— To be done —
Your answer should be a single number: the count of lines that include "this".

- - - -

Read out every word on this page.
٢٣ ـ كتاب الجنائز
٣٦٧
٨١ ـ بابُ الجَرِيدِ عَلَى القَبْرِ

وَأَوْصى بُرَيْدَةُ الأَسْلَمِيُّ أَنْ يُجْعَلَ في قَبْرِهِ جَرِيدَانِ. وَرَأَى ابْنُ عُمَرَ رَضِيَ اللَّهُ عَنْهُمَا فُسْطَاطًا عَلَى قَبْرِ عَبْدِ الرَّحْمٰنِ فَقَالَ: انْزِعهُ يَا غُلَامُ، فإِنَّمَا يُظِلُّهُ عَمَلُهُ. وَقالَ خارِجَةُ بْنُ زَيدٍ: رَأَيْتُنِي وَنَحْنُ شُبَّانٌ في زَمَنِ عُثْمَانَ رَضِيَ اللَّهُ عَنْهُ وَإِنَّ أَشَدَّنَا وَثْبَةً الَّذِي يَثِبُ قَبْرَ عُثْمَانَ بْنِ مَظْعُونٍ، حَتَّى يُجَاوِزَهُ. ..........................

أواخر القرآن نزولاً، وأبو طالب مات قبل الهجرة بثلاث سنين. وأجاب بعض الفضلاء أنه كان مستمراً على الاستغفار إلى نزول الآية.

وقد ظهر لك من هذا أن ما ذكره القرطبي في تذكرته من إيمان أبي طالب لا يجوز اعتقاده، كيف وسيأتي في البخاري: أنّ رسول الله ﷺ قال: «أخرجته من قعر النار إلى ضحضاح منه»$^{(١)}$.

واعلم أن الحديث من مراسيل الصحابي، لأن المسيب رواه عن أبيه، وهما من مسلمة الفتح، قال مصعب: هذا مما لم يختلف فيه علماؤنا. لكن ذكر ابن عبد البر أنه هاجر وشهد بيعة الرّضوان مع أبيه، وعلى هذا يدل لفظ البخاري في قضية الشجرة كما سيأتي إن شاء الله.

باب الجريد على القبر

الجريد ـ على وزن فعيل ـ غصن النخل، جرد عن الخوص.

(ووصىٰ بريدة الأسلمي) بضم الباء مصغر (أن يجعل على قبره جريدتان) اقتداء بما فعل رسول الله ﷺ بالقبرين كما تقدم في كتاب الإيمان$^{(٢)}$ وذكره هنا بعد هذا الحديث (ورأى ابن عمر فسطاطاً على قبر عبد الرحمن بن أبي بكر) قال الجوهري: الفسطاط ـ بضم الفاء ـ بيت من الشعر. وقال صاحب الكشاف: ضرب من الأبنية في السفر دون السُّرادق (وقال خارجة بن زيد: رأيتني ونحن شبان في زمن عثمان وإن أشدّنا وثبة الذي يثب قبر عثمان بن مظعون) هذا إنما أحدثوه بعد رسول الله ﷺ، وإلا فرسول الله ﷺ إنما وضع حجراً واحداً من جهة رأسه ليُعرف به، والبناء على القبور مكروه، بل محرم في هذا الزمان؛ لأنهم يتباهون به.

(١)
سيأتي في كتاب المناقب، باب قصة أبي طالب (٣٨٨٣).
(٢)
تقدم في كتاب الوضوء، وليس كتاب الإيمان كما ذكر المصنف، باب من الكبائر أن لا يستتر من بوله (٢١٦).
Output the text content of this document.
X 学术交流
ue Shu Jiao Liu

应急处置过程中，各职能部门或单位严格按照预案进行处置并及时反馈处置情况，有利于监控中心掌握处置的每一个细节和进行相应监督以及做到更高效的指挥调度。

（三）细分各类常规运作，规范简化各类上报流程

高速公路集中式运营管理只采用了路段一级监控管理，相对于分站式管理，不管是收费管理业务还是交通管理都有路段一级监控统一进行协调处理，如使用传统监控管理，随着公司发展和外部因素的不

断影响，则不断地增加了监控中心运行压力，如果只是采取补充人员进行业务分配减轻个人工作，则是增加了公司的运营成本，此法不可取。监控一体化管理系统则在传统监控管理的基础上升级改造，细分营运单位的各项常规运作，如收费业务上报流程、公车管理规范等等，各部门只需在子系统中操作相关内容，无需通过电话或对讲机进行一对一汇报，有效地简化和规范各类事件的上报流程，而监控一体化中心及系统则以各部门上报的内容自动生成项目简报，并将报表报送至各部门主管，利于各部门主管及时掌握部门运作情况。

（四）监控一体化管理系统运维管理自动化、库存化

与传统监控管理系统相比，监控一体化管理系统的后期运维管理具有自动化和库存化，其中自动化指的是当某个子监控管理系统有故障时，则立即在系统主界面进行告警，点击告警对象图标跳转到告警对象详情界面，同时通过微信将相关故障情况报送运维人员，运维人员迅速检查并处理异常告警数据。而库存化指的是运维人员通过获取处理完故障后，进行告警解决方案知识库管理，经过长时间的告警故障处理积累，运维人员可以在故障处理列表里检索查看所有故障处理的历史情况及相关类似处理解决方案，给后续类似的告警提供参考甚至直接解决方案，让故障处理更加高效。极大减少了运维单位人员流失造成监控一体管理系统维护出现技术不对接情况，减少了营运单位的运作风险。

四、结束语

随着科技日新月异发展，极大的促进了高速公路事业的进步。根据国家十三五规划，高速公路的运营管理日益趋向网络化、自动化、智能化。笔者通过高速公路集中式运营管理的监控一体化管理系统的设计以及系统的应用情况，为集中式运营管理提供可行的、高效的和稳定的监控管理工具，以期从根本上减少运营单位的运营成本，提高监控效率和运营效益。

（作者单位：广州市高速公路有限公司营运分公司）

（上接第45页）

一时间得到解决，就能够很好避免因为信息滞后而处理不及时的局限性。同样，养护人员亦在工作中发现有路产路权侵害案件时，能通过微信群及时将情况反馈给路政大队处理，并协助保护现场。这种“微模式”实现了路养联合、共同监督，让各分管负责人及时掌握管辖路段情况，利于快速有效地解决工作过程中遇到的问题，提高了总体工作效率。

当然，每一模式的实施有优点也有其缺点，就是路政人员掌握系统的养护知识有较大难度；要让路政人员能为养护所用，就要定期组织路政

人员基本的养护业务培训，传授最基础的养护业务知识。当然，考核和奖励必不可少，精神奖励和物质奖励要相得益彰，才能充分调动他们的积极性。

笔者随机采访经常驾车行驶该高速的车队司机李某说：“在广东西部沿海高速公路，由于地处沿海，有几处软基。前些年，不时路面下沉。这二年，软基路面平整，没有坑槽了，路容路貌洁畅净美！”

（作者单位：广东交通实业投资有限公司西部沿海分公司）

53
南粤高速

- - - -

— Response to the exercise —
2